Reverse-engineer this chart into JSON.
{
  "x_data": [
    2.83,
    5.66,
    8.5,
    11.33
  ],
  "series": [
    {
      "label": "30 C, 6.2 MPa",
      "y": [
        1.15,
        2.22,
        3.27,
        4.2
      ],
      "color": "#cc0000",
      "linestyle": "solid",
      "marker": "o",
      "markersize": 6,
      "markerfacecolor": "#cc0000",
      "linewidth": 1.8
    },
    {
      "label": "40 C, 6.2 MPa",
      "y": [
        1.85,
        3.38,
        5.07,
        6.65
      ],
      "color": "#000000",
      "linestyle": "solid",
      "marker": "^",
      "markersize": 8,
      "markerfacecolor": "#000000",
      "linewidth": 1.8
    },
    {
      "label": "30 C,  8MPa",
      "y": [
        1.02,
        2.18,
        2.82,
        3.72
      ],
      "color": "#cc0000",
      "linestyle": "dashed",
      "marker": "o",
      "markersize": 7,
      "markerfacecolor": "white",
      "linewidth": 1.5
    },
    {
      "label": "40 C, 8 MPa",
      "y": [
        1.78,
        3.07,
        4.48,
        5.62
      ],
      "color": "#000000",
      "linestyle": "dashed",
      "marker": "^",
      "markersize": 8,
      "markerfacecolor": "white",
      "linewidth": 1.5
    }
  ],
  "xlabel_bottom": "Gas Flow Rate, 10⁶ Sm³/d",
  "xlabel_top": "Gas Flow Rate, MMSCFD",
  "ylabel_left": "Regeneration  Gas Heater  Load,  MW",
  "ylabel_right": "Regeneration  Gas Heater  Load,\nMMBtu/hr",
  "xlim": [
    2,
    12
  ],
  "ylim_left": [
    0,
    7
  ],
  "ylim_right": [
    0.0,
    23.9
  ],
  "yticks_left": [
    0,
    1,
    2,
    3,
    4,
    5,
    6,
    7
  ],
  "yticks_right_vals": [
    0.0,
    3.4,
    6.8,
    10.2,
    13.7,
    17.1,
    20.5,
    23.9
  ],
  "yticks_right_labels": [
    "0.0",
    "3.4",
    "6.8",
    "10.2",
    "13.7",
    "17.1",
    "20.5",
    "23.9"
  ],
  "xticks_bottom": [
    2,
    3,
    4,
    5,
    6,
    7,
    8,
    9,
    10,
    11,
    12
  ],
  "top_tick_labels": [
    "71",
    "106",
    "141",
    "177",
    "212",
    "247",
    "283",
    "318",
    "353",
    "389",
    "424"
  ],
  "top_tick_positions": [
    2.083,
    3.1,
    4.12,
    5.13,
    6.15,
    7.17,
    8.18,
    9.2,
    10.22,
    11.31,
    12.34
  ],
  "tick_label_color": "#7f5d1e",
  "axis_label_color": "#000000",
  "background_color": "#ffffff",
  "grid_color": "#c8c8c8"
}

- Task requirements -
Determine the number of lines in the records that include the string "markersize", and respond with that number only.

- Completed exercise -
4